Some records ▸

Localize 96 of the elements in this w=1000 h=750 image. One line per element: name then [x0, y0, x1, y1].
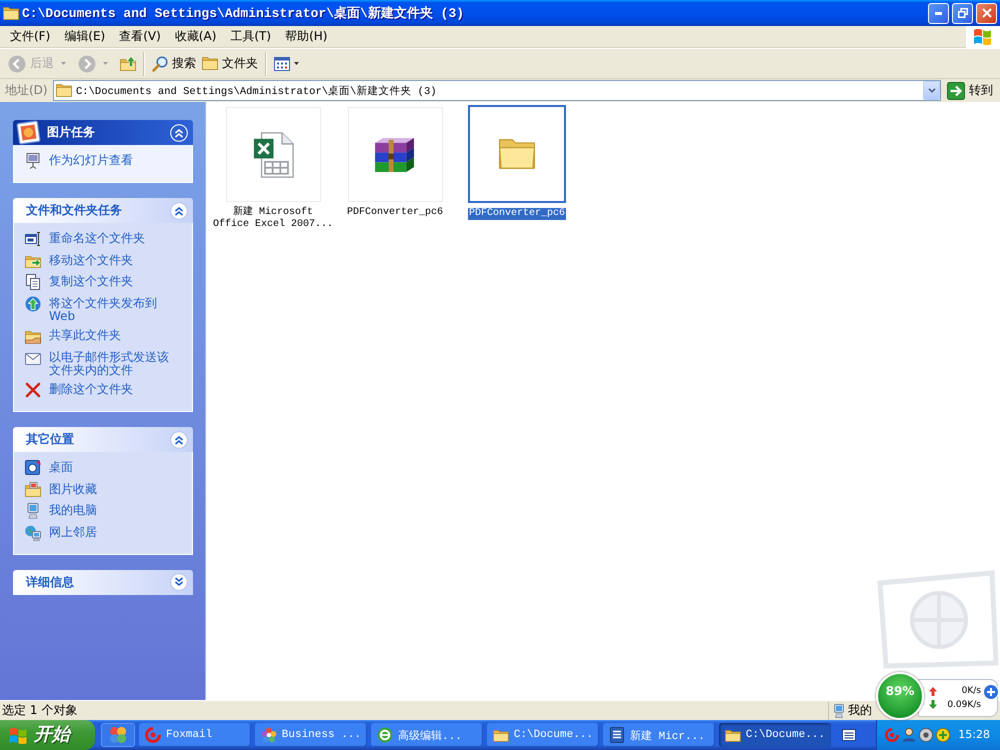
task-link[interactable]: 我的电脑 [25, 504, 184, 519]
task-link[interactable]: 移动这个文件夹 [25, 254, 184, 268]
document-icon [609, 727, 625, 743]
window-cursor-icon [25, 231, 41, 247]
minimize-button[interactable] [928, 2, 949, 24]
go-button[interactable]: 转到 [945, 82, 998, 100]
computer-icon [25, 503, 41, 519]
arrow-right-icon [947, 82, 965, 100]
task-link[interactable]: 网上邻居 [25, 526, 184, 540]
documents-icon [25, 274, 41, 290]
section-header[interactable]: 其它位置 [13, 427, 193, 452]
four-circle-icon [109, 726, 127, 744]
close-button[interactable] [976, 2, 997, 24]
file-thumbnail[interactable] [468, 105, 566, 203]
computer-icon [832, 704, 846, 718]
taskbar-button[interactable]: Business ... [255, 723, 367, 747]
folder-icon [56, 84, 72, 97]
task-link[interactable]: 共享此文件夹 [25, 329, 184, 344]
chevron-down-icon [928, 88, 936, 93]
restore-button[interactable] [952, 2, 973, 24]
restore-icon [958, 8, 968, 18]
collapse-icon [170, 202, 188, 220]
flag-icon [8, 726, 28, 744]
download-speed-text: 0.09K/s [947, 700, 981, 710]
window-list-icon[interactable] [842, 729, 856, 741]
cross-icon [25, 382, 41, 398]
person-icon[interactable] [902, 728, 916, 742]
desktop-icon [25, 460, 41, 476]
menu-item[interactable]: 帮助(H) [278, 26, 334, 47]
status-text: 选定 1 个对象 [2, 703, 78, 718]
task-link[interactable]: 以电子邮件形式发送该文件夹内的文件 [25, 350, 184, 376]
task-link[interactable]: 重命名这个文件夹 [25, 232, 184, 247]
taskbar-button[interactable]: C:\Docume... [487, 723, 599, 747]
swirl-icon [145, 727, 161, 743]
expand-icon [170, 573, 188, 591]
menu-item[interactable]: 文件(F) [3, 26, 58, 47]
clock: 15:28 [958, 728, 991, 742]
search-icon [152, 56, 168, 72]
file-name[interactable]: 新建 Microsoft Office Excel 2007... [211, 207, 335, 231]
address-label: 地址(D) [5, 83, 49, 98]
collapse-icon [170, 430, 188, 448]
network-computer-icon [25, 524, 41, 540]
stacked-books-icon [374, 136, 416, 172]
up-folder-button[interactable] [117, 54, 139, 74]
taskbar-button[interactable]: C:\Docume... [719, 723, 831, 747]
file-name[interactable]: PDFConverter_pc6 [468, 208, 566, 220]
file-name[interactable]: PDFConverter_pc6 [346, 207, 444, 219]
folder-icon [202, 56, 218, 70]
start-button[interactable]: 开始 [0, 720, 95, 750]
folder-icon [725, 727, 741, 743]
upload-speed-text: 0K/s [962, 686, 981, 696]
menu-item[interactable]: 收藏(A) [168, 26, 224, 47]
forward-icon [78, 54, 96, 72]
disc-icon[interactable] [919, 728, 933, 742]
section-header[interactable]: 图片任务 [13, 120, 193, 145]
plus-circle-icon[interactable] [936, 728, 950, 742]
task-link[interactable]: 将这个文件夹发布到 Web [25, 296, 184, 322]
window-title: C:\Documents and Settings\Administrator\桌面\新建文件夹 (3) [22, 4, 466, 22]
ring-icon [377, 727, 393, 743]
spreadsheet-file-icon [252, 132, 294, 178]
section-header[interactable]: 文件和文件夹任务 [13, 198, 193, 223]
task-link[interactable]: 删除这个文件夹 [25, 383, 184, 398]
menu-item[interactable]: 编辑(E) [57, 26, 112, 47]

WORK INSTRUCTIONS ▸ Copy every line of the entries above exactly, leaving out the pictures.

ANSWER TO THIS EXERCISE ▸
Localize 96 of the elements in this w=1000 h=750 image. One line per element: name then [x0, y0, x1, y1].
task-link[interactable]: 我的电脑 [25, 504, 184, 519]
task-link[interactable]: 移动这个文件夹 [25, 254, 184, 268]
document-icon [609, 727, 625, 743]
window-cursor-icon [25, 231, 41, 247]
minimize-button[interactable] [928, 2, 949, 24]
go-button[interactable]: 转到 [945, 82, 998, 100]
computer-icon [25, 503, 41, 519]
arrow-right-icon [947, 82, 965, 100]
task-link[interactable]: 网上邻居 [25, 526, 184, 540]
documents-icon [25, 274, 41, 290]
section-header[interactable]: 其它位置 [13, 427, 193, 452]
four-circle-icon [109, 726, 127, 744]
close-button[interactable] [976, 2, 997, 24]
file-thumbnail[interactable] [468, 105, 566, 203]
computer-icon [832, 704, 846, 718]
taskbar-button[interactable]: Business ... [255, 723, 367, 747]
folder-icon [56, 84, 72, 97]
task-link[interactable]: 共享此文件夹 [25, 329, 184, 344]
chevron-down-icon [928, 88, 936, 93]
restore-button[interactable] [952, 2, 973, 24]
restore-icon [958, 8, 968, 18]
collapse-icon [170, 202, 188, 220]
flag-icon [8, 726, 28, 744]
download-speed-text: 0.09K/s [947, 700, 981, 710]
window-list-icon[interactable] [842, 729, 856, 741]
cross-icon [25, 382, 41, 398]
person-icon[interactable] [902, 728, 916, 742]
desktop-icon [25, 460, 41, 476]
menu-item[interactable]: 帮助(H) [278, 26, 334, 47]
status-text: 选定 1 个对象 [2, 703, 78, 718]
task-link[interactable]: 以电子邮件形式发送该文件夹内的文件 [25, 350, 184, 376]
task-link[interactable]: 重命名这个文件夹 [25, 232, 184, 247]
taskbar-button[interactable]: C:\Docume... [487, 723, 599, 747]
swirl-icon [145, 727, 161, 743]
expand-icon [170, 573, 188, 591]
menu-item[interactable]: 文件(F) [3, 26, 58, 47]
clock: 15:28 [958, 728, 991, 742]
search-icon [152, 56, 168, 72]
file-name[interactable]: 新建 Microsoft Office Excel 2007... [211, 207, 335, 231]
address-label: 地址(D) [5, 83, 49, 98]
collapse-icon [170, 430, 188, 448]
network-computer-icon [25, 524, 41, 540]
stacked-books-icon [374, 136, 416, 172]
up-folder-button[interactable] [117, 54, 139, 74]
taskbar-button[interactable]: C:\Docume... [719, 723, 831, 747]
file-name[interactable]: PDFConverter_pc6 [468, 208, 566, 220]
file-name[interactable]: PDFConverter_pc6 [346, 207, 444, 219]
folder-icon [202, 56, 218, 70]
start-button[interactable]: 开始 [0, 720, 95, 750]
folder-icon [725, 727, 741, 743]
upload-speed-text: 0K/s [962, 686, 981, 696]
menu-item[interactable]: 收藏(A) [168, 26, 224, 47]
forward-icon [78, 54, 96, 72]
disc-icon[interactable] [919, 728, 933, 742]
section-header[interactable]: 图片任务 [13, 120, 193, 145]
plus-circle-icon[interactable] [936, 728, 950, 742]
task-link[interactable]: 将这个文件夹发布到 Web [25, 296, 184, 322]
window-title: C:\Documents and Settings\Administrator\桌面\新建文件夹 (3) [22, 4, 466, 22]
ring-icon [377, 727, 393, 743]
spreadsheet-file-icon [252, 132, 294, 178]
section-header[interactable]: 文件和文件夹任务 [13, 198, 193, 223]
task-link[interactable]: 删除这个文件夹 [25, 383, 184, 398]
menu-item[interactable]: 编辑(E) [57, 26, 112, 47]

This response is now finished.